▶ [Exercise directions]:
Spot each line that carries the word "points"; copy those lines.

(Records about charts and figures)
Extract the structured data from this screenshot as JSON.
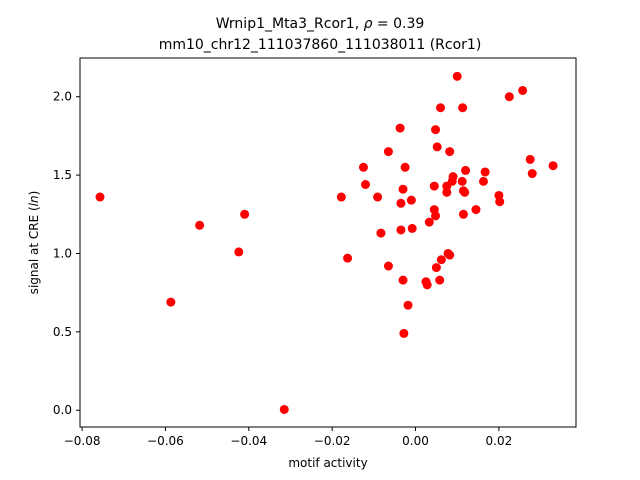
{
  "chart_data": {
    "type": "scatter",
    "title_line1": "Wrnip1_Mta3_Rcor1, ",
    "title_rho": "ρ",
    "title_rho_value": " = 0.39",
    "title_line2": "mm10_chr12_111037860_111038011 (Rcor1)",
    "xlabel": "motif activity",
    "ylabel_prefix": "signal at CRE (",
    "ylabel_italic": "ln",
    "ylabel_suffix": ")",
    "xlim": [
      -0.0805,
      0.0385
    ],
    "ylim": [
      -0.107,
      2.247
    ],
    "xticks": [
      -0.08,
      -0.06,
      -0.04,
      -0.02,
      0.0,
      0.02
    ],
    "xtick_labels": [
      "−0.08",
      "−0.06",
      "−0.04",
      "−0.02",
      "0.00",
      "0.02"
    ],
    "yticks": [
      0.0,
      0.5,
      1.0,
      1.5,
      2.0
    ],
    "ytick_labels": [
      "0.0",
      "0.5",
      "1.0",
      "1.5",
      "2.0"
    ],
    "marker_color": "#ff0000",
    "grid": false,
    "points": [
      {
        "x": -0.0757,
        "y": 1.36
      },
      {
        "x": -0.0587,
        "y": 0.69
      },
      {
        "x": -0.0518,
        "y": 1.18
      },
      {
        "x": -0.0424,
        "y": 1.01
      },
      {
        "x": -0.041,
        "y": 1.25
      },
      {
        "x": -0.0315,
        "y": 0.005
      },
      {
        "x": -0.0178,
        "y": 1.36
      },
      {
        "x": -0.0163,
        "y": 0.97
      },
      {
        "x": -0.0125,
        "y": 1.55
      },
      {
        "x": -0.012,
        "y": 1.44
      },
      {
        "x": -0.0091,
        "y": 1.36
      },
      {
        "x": -0.0083,
        "y": 1.13
      },
      {
        "x": -0.0065,
        "y": 1.65
      },
      {
        "x": -0.0065,
        "y": 0.92
      },
      {
        "x": -0.0037,
        "y": 1.8
      },
      {
        "x": -0.0035,
        "y": 1.32
      },
      {
        "x": -0.0035,
        "y": 1.15
      },
      {
        "x": -0.003,
        "y": 1.41
      },
      {
        "x": -0.003,
        "y": 0.83
      },
      {
        "x": -0.0028,
        "y": 0.49
      },
      {
        "x": -0.0025,
        "y": 1.55
      },
      {
        "x": -0.0018,
        "y": 0.67
      },
      {
        "x": -0.001,
        "y": 1.34
      },
      {
        "x": -0.0008,
        "y": 1.16
      },
      {
        "x": 0.0025,
        "y": 0.82
      },
      {
        "x": 0.0028,
        "y": 0.8
      },
      {
        "x": 0.0033,
        "y": 1.2
      },
      {
        "x": 0.0045,
        "y": 1.28
      },
      {
        "x": 0.0045,
        "y": 1.43
      },
      {
        "x": 0.0048,
        "y": 1.79
      },
      {
        "x": 0.0048,
        "y": 1.24
      },
      {
        "x": 0.005,
        "y": 0.91
      },
      {
        "x": 0.0052,
        "y": 1.68
      },
      {
        "x": 0.0058,
        "y": 0.83
      },
      {
        "x": 0.006,
        "y": 1.93
      },
      {
        "x": 0.0062,
        "y": 0.96
      },
      {
        "x": 0.0075,
        "y": 1.39
      },
      {
        "x": 0.0075,
        "y": 1.43
      },
      {
        "x": 0.0078,
        "y": 1.0
      },
      {
        "x": 0.0082,
        "y": 1.65
      },
      {
        "x": 0.0082,
        "y": 0.99
      },
      {
        "x": 0.0088,
        "y": 1.46
      },
      {
        "x": 0.009,
        "y": 1.49
      },
      {
        "x": 0.01,
        "y": 2.13
      },
      {
        "x": 0.0112,
        "y": 1.46
      },
      {
        "x": 0.0113,
        "y": 1.93
      },
      {
        "x": 0.0115,
        "y": 1.25
      },
      {
        "x": 0.0115,
        "y": 1.4
      },
      {
        "x": 0.0118,
        "y": 1.39
      },
      {
        "x": 0.012,
        "y": 1.53
      },
      {
        "x": 0.0145,
        "y": 1.28
      },
      {
        "x": 0.0163,
        "y": 1.46
      },
      {
        "x": 0.0167,
        "y": 1.52
      },
      {
        "x": 0.02,
        "y": 1.37
      },
      {
        "x": 0.0202,
        "y": 1.33
      },
      {
        "x": 0.0225,
        "y": 2.0
      },
      {
        "x": 0.0257,
        "y": 2.04
      },
      {
        "x": 0.0275,
        "y": 1.6
      },
      {
        "x": 0.028,
        "y": 1.51
      },
      {
        "x": 0.033,
        "y": 1.56
      }
    ]
  }
}
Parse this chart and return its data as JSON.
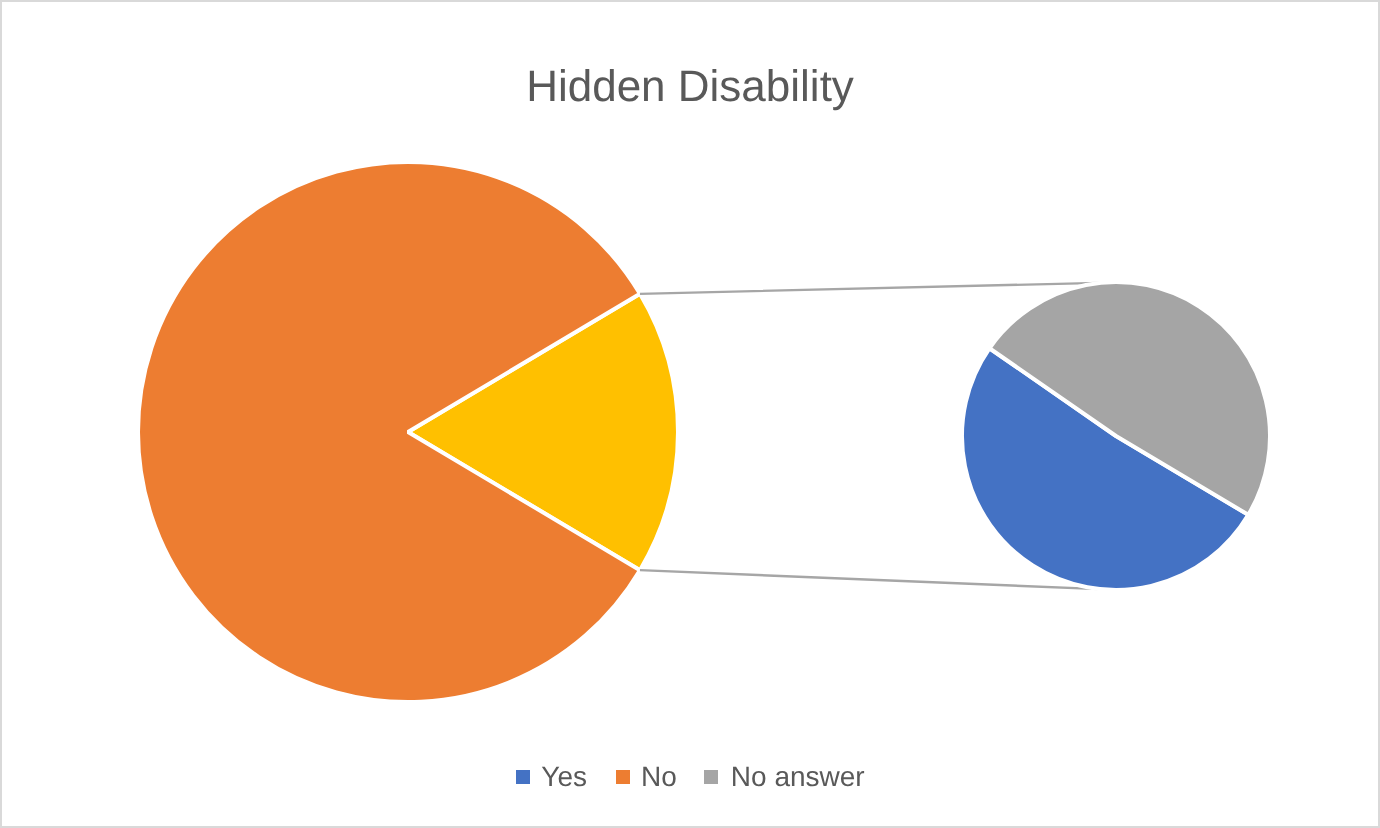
{
  "chart_data": [
    {
      "type": "pie",
      "title": "Hidden Disability",
      "categories": [
        null,
        "No"
      ],
      "values": [
        17.1,
        82.9
      ],
      "colors": [
        "#ffc000",
        "#ed7d31"
      ],
      "legend": "bottom"
    },
    {
      "type": "pie",
      "categories": [
        "Yes",
        "No answer"
      ],
      "values": [
        51.1,
        48.9
      ],
      "colors": [
        "#4472c4",
        "#a5a5a5"
      ],
      "legend": "bottom"
    }
  ]
}
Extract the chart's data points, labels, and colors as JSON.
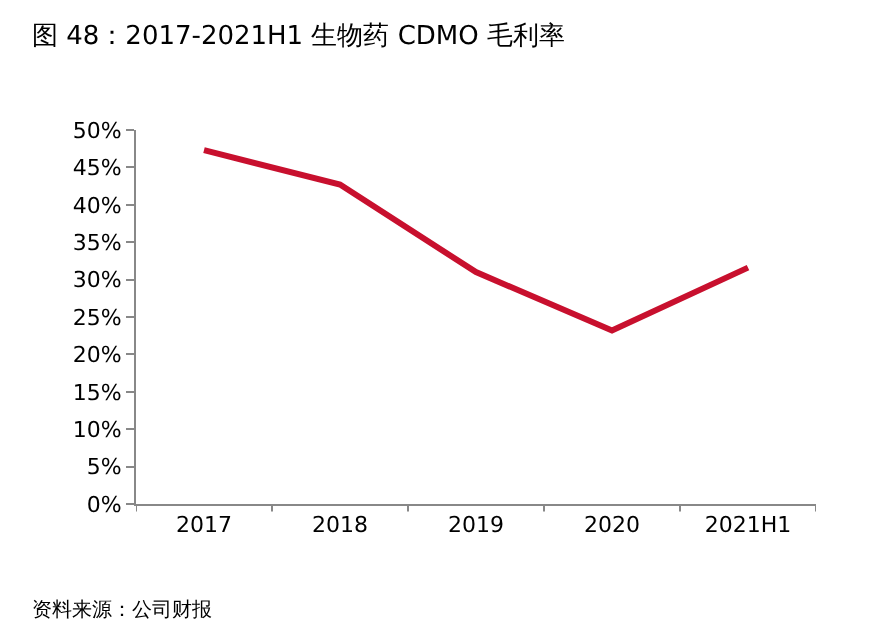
{
  "chart_data": {
    "type": "line",
    "title": "图 48：2017-2021H1 生物药 CDMO 毛利率",
    "categories": [
      "2017",
      "2018",
      "2019",
      "2020",
      "2021H1"
    ],
    "series": [
      {
        "color": "#c8102e",
        "values": [
          47.3,
          42.7,
          31.0,
          23.2,
          31.6
        ]
      }
    ],
    "ylim": [
      0,
      50
    ],
    "yticks": [
      {
        "value": 0,
        "label": "0%"
      },
      {
        "value": 5,
        "label": "5%"
      },
      {
        "value": 10,
        "label": "10%"
      },
      {
        "value": 15,
        "label": "15%"
      },
      {
        "value": 20,
        "label": "20%"
      },
      {
        "value": 25,
        "label": "25%"
      },
      {
        "value": 30,
        "label": "30%"
      },
      {
        "value": 35,
        "label": "35%"
      },
      {
        "value": 40,
        "label": "40%"
      },
      {
        "value": 45,
        "label": "45%"
      },
      {
        "value": 50,
        "label": "50%"
      }
    ],
    "grid": false,
    "marker": "none",
    "line_style": "solid",
    "annotations": [
      "资料来源：公司财报"
    ]
  }
}
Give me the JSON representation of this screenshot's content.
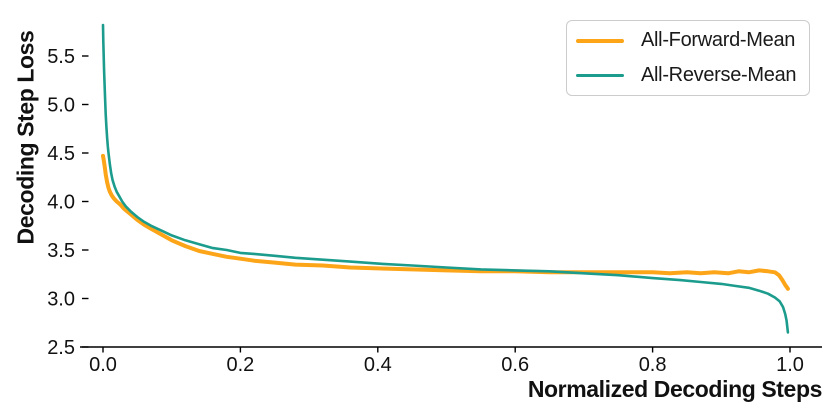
{
  "chart_data": {
    "type": "line",
    "title": "",
    "xlabel": "Normalized Decoding Steps",
    "ylabel": "Decoding Step Loss",
    "xlim": [
      -0.034,
      1.047
    ],
    "ylim": [
      2.5,
      5.95
    ],
    "xticks": [
      0.0,
      0.2,
      0.4,
      0.6,
      0.8,
      1.0
    ],
    "yticks": [
      2.5,
      3.0,
      3.5,
      4.0,
      4.5,
      5.0,
      5.5
    ],
    "grid": false,
    "legend_position": "upper right",
    "axis_color": "#000000",
    "legend_border_color": "#cccccc",
    "series": [
      {
        "name": "All-Forward-Mean",
        "color": "#FCA518",
        "line_width": 4,
        "points": [
          [
            0.0,
            4.47
          ],
          [
            0.001,
            4.43
          ],
          [
            0.002,
            4.38
          ],
          [
            0.003,
            4.33
          ],
          [
            0.004,
            4.28
          ],
          [
            0.005,
            4.24
          ],
          [
            0.006,
            4.2
          ],
          [
            0.008,
            4.14
          ],
          [
            0.01,
            4.1
          ],
          [
            0.013,
            4.06
          ],
          [
            0.016,
            4.03
          ],
          [
            0.02,
            4.0
          ],
          [
            0.025,
            3.97
          ],
          [
            0.03,
            3.93
          ],
          [
            0.035,
            3.9
          ],
          [
            0.04,
            3.87
          ],
          [
            0.05,
            3.81
          ],
          [
            0.06,
            3.76
          ],
          [
            0.07,
            3.72
          ],
          [
            0.085,
            3.66
          ],
          [
            0.1,
            3.6
          ],
          [
            0.12,
            3.54
          ],
          [
            0.14,
            3.49
          ],
          [
            0.16,
            3.46
          ],
          [
            0.18,
            3.43
          ],
          [
            0.2,
            3.41
          ],
          [
            0.22,
            3.39
          ],
          [
            0.25,
            3.37
          ],
          [
            0.28,
            3.35
          ],
          [
            0.32,
            3.34
          ],
          [
            0.36,
            3.32
          ],
          [
            0.4,
            3.31
          ],
          [
            0.45,
            3.3
          ],
          [
            0.5,
            3.29
          ],
          [
            0.55,
            3.28
          ],
          [
            0.6,
            3.28
          ],
          [
            0.65,
            3.27
          ],
          [
            0.7,
            3.27
          ],
          [
            0.75,
            3.27
          ],
          [
            0.8,
            3.27
          ],
          [
            0.825,
            3.26
          ],
          [
            0.85,
            3.27
          ],
          [
            0.87,
            3.26
          ],
          [
            0.89,
            3.27
          ],
          [
            0.91,
            3.26
          ],
          [
            0.925,
            3.28
          ],
          [
            0.94,
            3.27
          ],
          [
            0.955,
            3.29
          ],
          [
            0.968,
            3.28
          ],
          [
            0.978,
            3.27
          ],
          [
            0.984,
            3.24
          ],
          [
            0.989,
            3.19
          ],
          [
            0.993,
            3.14
          ],
          [
            0.996,
            3.11
          ],
          [
            0.997,
            3.1
          ]
        ]
      },
      {
        "name": "All-Reverse-Mean",
        "color": "#1C9C8D",
        "line_width": 2.6,
        "points": [
          [
            0.0,
            5.82
          ],
          [
            0.0005,
            5.65
          ],
          [
            0.001,
            5.5
          ],
          [
            0.0015,
            5.38
          ],
          [
            0.002,
            5.26
          ],
          [
            0.003,
            5.06
          ],
          [
            0.004,
            4.9
          ],
          [
            0.005,
            4.77
          ],
          [
            0.006,
            4.66
          ],
          [
            0.007,
            4.57
          ],
          [
            0.008,
            4.5
          ],
          [
            0.01,
            4.38
          ],
          [
            0.012,
            4.29
          ],
          [
            0.014,
            4.22
          ],
          [
            0.017,
            4.15
          ],
          [
            0.02,
            4.1
          ],
          [
            0.024,
            4.05
          ],
          [
            0.028,
            4.0
          ],
          [
            0.033,
            3.95
          ],
          [
            0.04,
            3.9
          ],
          [
            0.05,
            3.84
          ],
          [
            0.06,
            3.79
          ],
          [
            0.07,
            3.75
          ],
          [
            0.085,
            3.7
          ],
          [
            0.1,
            3.65
          ],
          [
            0.12,
            3.6
          ],
          [
            0.14,
            3.56
          ],
          [
            0.16,
            3.52
          ],
          [
            0.18,
            3.5
          ],
          [
            0.2,
            3.47
          ],
          [
            0.22,
            3.46
          ],
          [
            0.25,
            3.44
          ],
          [
            0.28,
            3.42
          ],
          [
            0.32,
            3.4
          ],
          [
            0.36,
            3.38
          ],
          [
            0.4,
            3.36
          ],
          [
            0.45,
            3.34
          ],
          [
            0.5,
            3.32
          ],
          [
            0.55,
            3.3
          ],
          [
            0.6,
            3.29
          ],
          [
            0.65,
            3.28
          ],
          [
            0.7,
            3.26
          ],
          [
            0.75,
            3.24
          ],
          [
            0.8,
            3.21
          ],
          [
            0.84,
            3.19
          ],
          [
            0.87,
            3.17
          ],
          [
            0.9,
            3.15
          ],
          [
            0.92,
            3.13
          ],
          [
            0.94,
            3.11
          ],
          [
            0.955,
            3.08
          ],
          [
            0.968,
            3.05
          ],
          [
            0.978,
            3.01
          ],
          [
            0.985,
            2.97
          ],
          [
            0.99,
            2.91
          ],
          [
            0.993,
            2.84
          ],
          [
            0.995,
            2.77
          ],
          [
            0.997,
            2.65
          ]
        ]
      }
    ]
  }
}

▶ [Written response]:
    "points": [
Extract the chart's data points, labels, and colors as JSON.
        "points": [
        "points": [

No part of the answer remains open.